[STATED EXERCISE] Gather every line that includes the word "marker", please.

%%

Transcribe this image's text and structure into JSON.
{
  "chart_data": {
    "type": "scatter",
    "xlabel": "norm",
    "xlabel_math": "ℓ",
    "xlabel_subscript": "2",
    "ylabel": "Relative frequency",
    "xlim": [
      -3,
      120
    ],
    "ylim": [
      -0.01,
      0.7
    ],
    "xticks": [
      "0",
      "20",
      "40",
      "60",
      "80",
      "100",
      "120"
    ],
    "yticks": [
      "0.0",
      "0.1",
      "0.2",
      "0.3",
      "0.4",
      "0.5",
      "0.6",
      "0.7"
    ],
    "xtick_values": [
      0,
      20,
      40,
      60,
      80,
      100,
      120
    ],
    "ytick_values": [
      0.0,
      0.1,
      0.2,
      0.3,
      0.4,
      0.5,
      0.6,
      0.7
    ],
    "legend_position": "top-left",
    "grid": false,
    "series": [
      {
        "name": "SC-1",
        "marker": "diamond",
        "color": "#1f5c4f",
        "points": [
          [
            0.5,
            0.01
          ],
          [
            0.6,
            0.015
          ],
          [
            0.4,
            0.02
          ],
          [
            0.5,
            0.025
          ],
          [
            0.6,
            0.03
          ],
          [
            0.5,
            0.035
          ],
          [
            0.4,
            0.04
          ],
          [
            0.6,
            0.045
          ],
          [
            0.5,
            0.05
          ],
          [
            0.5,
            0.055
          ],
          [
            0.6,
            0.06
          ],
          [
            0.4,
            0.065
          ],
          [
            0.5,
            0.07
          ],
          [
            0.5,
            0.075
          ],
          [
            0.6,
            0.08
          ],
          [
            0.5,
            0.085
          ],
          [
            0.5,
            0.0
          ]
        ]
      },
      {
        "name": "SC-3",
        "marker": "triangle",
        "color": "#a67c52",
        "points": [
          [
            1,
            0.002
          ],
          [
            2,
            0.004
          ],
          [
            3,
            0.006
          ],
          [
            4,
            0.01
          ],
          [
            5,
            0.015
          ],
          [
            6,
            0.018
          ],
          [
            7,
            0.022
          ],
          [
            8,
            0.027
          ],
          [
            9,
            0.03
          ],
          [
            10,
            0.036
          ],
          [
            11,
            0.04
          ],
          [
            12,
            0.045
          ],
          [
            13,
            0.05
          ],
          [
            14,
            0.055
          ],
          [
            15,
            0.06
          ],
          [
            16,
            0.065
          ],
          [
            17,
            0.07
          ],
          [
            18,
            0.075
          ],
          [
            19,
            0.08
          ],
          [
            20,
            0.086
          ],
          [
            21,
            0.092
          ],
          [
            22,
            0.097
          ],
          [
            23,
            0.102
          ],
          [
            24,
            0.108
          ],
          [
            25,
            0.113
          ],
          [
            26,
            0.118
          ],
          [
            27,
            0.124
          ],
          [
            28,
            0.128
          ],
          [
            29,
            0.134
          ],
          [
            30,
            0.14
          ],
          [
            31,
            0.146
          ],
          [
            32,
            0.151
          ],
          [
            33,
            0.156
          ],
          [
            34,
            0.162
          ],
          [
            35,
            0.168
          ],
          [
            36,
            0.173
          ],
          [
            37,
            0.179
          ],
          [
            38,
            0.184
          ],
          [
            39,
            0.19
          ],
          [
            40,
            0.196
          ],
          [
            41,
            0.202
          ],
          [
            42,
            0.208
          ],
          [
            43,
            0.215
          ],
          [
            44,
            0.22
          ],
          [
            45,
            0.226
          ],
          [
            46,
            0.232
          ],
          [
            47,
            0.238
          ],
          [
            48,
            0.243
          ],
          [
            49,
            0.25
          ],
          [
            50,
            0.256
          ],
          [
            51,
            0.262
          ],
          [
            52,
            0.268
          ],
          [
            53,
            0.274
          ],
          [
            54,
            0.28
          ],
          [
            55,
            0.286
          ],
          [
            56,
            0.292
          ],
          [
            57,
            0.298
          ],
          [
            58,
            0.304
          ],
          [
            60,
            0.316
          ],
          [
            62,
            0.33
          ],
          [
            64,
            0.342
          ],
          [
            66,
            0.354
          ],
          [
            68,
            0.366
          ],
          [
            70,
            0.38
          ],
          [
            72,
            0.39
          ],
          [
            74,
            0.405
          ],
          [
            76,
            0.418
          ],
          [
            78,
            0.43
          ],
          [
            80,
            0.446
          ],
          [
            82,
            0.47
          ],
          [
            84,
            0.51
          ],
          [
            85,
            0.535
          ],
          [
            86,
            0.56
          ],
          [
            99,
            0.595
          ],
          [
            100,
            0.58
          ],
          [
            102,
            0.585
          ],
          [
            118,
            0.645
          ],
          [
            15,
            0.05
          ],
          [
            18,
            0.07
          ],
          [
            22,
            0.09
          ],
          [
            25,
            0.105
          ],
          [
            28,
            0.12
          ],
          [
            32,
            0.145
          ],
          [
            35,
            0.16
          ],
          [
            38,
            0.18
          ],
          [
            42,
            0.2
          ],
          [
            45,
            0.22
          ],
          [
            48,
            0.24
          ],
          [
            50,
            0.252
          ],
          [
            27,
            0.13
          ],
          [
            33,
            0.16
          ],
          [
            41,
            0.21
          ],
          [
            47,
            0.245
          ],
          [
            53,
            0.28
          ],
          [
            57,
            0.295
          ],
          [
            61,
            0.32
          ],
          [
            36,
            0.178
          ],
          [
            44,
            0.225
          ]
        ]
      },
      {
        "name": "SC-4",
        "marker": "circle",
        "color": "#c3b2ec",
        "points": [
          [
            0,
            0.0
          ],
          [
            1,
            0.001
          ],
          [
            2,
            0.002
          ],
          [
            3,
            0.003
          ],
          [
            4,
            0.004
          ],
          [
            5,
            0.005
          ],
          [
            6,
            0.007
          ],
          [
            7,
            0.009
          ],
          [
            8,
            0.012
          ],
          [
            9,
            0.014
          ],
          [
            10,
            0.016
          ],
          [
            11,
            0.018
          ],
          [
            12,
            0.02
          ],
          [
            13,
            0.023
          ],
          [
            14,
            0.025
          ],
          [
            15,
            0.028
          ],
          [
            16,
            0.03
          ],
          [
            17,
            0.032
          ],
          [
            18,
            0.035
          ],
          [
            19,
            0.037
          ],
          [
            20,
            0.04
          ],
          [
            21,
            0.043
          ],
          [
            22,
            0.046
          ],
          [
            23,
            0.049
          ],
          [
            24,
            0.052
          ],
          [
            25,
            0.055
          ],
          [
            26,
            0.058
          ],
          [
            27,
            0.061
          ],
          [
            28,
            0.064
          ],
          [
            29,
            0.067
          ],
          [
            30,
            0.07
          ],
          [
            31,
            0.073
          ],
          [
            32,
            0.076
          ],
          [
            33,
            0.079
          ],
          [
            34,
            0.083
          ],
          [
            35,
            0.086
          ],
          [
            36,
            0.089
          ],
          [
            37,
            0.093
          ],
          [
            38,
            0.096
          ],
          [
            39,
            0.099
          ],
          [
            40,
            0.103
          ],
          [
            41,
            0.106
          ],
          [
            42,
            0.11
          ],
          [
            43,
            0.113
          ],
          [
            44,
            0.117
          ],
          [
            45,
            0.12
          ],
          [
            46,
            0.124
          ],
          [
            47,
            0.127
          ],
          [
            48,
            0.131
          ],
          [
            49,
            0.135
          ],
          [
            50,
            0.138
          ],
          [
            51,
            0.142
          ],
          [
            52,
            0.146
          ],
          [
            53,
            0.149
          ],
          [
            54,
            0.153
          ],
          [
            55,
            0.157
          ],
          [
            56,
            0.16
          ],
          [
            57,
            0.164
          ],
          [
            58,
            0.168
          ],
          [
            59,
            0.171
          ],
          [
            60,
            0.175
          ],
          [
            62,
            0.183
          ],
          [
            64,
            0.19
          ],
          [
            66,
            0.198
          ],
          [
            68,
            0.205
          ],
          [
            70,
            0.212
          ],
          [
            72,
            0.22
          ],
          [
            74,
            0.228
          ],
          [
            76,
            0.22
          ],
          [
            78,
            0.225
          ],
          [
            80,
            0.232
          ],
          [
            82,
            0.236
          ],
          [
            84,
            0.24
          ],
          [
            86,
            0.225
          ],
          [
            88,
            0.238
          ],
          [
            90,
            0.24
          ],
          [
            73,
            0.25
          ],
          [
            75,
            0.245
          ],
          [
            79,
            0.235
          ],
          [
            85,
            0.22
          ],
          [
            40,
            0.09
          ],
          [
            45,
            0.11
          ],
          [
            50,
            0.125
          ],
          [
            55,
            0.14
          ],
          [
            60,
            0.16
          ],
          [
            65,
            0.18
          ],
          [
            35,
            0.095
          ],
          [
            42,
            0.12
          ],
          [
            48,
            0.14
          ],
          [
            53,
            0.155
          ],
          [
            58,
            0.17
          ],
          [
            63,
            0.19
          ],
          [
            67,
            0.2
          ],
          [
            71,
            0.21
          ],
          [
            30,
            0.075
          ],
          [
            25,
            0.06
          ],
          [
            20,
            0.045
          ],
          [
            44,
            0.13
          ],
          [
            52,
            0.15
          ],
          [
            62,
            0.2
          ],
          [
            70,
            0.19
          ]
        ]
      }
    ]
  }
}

%%

[RESULT OF THE EXERCISE]
        "marker": "diamond",
        "marker": "triangle",
        "marker": "circle",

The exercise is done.